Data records
"""

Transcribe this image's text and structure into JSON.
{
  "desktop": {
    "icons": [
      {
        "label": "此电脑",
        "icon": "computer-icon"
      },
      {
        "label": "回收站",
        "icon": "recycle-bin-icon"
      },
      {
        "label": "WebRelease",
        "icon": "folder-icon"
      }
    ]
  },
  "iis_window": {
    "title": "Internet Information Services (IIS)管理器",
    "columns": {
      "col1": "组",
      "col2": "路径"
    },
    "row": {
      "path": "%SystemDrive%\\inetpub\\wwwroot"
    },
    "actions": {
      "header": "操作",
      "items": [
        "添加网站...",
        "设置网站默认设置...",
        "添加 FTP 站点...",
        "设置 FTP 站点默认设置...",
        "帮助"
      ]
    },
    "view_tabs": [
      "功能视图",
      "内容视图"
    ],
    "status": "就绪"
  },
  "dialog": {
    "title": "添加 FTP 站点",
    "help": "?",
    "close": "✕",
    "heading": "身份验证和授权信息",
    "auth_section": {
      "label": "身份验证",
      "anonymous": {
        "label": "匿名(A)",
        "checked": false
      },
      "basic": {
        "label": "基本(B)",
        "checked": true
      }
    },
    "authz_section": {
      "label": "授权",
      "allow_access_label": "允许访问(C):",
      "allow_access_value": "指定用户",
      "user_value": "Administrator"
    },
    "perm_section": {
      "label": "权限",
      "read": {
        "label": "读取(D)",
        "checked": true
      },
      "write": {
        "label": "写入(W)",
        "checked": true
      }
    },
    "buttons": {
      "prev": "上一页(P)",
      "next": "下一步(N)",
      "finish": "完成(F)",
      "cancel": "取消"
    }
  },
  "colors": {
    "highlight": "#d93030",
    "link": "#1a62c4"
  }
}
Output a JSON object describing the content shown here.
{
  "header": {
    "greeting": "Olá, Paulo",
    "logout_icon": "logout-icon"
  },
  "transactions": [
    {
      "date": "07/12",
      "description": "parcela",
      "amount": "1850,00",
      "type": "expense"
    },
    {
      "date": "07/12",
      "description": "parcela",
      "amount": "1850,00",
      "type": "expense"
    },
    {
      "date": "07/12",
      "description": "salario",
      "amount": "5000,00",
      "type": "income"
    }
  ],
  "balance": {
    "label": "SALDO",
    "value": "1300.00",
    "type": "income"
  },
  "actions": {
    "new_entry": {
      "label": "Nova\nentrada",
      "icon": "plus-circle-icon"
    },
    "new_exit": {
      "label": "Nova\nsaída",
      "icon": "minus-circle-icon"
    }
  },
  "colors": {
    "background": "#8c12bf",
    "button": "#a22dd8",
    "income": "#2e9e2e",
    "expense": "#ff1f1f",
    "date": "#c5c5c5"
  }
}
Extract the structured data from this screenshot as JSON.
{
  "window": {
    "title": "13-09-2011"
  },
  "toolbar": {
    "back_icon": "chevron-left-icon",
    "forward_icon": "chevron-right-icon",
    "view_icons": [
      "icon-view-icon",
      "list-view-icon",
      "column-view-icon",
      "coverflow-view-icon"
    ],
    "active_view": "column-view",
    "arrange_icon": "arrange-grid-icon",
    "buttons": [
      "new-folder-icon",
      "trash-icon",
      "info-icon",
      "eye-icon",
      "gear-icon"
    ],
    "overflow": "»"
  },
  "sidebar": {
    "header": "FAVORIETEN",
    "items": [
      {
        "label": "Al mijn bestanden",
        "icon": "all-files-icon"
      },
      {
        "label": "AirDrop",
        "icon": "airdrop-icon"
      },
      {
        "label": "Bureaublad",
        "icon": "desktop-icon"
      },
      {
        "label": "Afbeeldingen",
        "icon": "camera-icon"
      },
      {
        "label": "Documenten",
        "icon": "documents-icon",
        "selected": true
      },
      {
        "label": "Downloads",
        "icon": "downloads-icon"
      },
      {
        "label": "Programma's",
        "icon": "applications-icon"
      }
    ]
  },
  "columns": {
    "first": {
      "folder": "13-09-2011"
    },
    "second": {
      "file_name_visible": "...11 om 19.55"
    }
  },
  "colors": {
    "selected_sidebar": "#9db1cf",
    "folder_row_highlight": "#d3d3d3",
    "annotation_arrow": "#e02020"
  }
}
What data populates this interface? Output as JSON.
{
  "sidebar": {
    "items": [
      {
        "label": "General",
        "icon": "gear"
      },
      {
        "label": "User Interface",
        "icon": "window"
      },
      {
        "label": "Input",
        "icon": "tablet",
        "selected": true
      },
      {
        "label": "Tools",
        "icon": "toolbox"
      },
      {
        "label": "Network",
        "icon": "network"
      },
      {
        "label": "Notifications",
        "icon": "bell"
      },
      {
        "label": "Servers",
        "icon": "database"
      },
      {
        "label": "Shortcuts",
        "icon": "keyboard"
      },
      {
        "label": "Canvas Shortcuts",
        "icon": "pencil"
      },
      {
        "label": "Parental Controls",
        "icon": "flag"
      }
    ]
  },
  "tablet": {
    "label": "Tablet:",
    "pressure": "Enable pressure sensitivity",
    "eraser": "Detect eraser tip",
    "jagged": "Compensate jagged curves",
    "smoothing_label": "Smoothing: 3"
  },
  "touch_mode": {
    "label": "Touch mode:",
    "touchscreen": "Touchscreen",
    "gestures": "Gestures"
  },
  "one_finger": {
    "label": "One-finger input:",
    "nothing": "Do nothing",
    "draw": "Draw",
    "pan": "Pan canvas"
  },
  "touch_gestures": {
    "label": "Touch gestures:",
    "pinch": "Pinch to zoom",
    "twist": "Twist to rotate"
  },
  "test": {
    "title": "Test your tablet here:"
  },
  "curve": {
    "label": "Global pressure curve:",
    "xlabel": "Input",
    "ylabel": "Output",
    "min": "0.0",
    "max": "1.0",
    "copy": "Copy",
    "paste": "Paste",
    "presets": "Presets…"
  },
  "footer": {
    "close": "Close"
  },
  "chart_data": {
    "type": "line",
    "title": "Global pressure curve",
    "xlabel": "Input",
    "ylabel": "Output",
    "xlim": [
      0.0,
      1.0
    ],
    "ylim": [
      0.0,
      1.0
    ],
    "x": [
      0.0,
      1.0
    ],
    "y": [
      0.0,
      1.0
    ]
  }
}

"""

Write the material out again in its entirety, exactly as shown.

Transcribe this image's text and structure into JSON.
{
  "desktop": {
    "icons": [
      {
        "label": "此电脑",
        "icon": "computer-icon"
      },
      {
        "label": "回收站",
        "icon": "recycle-bin-icon"
      },
      {
        "label": "WebRelease",
        "icon": "folder-icon"
      }
    ]
  },
  "iis_window": {
    "title": "Internet Information Services (IIS)管理器",
    "columns": {
      "col1": "组",
      "col2": "路径"
    },
    "row": {
      "path": "%SystemDrive%\\inetpub\\wwwroot"
    },
    "actions": {
      "header": "操作",
      "items": [
        "添加网站...",
        "设置网站默认设置...",
        "添加 FTP 站点...",
        "设置 FTP 站点默认设置...",
        "帮助"
      ]
    },
    "view_tabs": [
      "功能视图",
      "内容视图"
    ],
    "status": "就绪"
  },
  "dialog": {
    "title": "添加 FTP 站点",
    "help": "?",
    "close": "✕",
    "heading": "身份验证和授权信息",
    "auth_section": {
      "label": "身份验证",
      "anonymous": {
        "label": "匿名(A)",
        "checked": false
      },
      "basic": {
        "label": "基本(B)",
        "checked": true
      }
    },
    "authz_section": {
      "label": "授权",
      "allow_access_label": "允许访问(C):",
      "allow_access_value": "指定用户",
      "user_value": "Administrator"
    },
    "perm_section": {
      "label": "权限",
      "read": {
        "label": "读取(D)",
        "checked": true
      },
      "write": {
        "label": "写入(W)",
        "checked": true
      }
    },
    "buttons": {
      "prev": "上一页(P)",
      "next": "下一步(N)",
      "finish": "完成(F)",
      "cancel": "取消"
    }
  },
  "colors": {
    "highlight": "#d93030",
    "link": "#1a62c4"
  }
}
Output a JSON object describing the content shown here.
{
  "header": {
    "greeting": "Olá, Paulo",
    "logout_icon": "logout-icon"
  },
  "transactions": [
    {
      "date": "07/12",
      "description": "parcela",
      "amount": "1850,00",
      "type": "expense"
    },
    {
      "date": "07/12",
      "description": "parcela",
      "amount": "1850,00",
      "type": "expense"
    },
    {
      "date": "07/12",
      "description": "salario",
      "amount": "5000,00",
      "type": "income"
    }
  ],
  "balance": {
    "label": "SALDO",
    "value": "1300.00",
    "type": "income"
  },
  "actions": {
    "new_entry": {
      "label": "Nova\nentrada",
      "icon": "plus-circle-icon"
    },
    "new_exit": {
      "label": "Nova\nsaída",
      "icon": "minus-circle-icon"
    }
  },
  "colors": {
    "background": "#8c12bf",
    "button": "#a22dd8",
    "income": "#2e9e2e",
    "expense": "#ff1f1f",
    "date": "#c5c5c5"
  }
}
Extract the structured data from this screenshot as JSON.
{
  "window": {
    "title": "13-09-2011"
  },
  "toolbar": {
    "back_icon": "chevron-left-icon",
    "forward_icon": "chevron-right-icon",
    "view_icons": [
      "icon-view-icon",
      "list-view-icon",
      "column-view-icon",
      "coverflow-view-icon"
    ],
    "active_view": "column-view",
    "arrange_icon": "arrange-grid-icon",
    "buttons": [
      "new-folder-icon",
      "trash-icon",
      "info-icon",
      "eye-icon",
      "gear-icon"
    ],
    "overflow": "»"
  },
  "sidebar": {
    "header": "FAVORIETEN",
    "items": [
      {
        "label": "Al mijn bestanden",
        "icon": "all-files-icon"
      },
      {
        "label": "AirDrop",
        "icon": "airdrop-icon"
      },
      {
        "label": "Bureaublad",
        "icon": "desktop-icon"
      },
      {
        "label": "Afbeeldingen",
        "icon": "camera-icon"
      },
      {
        "label": "Documenten",
        "icon": "documents-icon",
        "selected": true
      },
      {
        "label": "Downloads",
        "icon": "downloads-icon"
      },
      {
        "label": "Programma's",
        "icon": "applications-icon"
      }
    ]
  },
  "columns": {
    "first": {
      "folder": "13-09-2011"
    },
    "second": {
      "file_name_visible": "...11 om 19.55"
    }
  },
  "colors": {
    "selected_sidebar": "#9db1cf",
    "folder_row_highlight": "#d3d3d3",
    "annotation_arrow": "#e02020"
  }
}
What data populates this interface? Output as JSON.
{
  "sidebar": {
    "items": [
      {
        "label": "General",
        "icon": "gear"
      },
      {
        "label": "User Interface",
        "icon": "window"
      },
      {
        "label": "Input",
        "icon": "tablet",
        "selected": true
      },
      {
        "label": "Tools",
        "icon": "toolbox"
      },
      {
        "label": "Network",
        "icon": "network"
      },
      {
        "label": "Notifications",
        "icon": "bell"
      },
      {
        "label": "Servers",
        "icon": "database"
      },
      {
        "label": "Shortcuts",
        "icon": "keyboard"
      },
      {
        "label": "Canvas Shortcuts",
        "icon": "pencil"
      },
      {
        "label": "Parental Controls",
        "icon": "flag"
      }
    ]
  },
  "tablet": {
    "label": "Tablet:",
    "pressure": "Enable pressure sensitivity",
    "eraser": "Detect eraser tip",
    "jagged": "Compensate jagged curves",
    "smoothing_label": "Smoothing: 3"
  },
  "touch_mode": {
    "label": "Touch mode:",
    "touchscreen": "Touchscreen",
    "gestures": "Gestures"
  },
  "one_finger": {
    "label": "One-finger input:",
    "nothing": "Do nothing",
    "draw": "Draw",
    "pan": "Pan canvas"
  },
  "touch_gestures": {
    "label": "Touch gestures:",
    "pinch": "Pinch to zoom",
    "twist": "Twist to rotate"
  },
  "test": {
    "title": "Test your tablet here:"
  },
  "curve": {
    "label": "Global pressure curve:",
    "xlabel": "Input",
    "ylabel": "Output",
    "min": "0.0",
    "max": "1.0",
    "copy": "Copy",
    "paste": "Paste",
    "presets": "Presets…"
  },
  "footer": {
    "close": "Close"
  },
  "chart_data": {
    "type": "line",
    "title": "Global pressure curve",
    "xlabel": "Input",
    "ylabel": "Output",
    "xlim": [
      0.0,
      1.0
    ],
    "ylim": [
      0.0,
      1.0
    ],
    "x": [
      0.0,
      1.0
    ],
    "y": [
      0.0,
      1.0
    ]
  }
}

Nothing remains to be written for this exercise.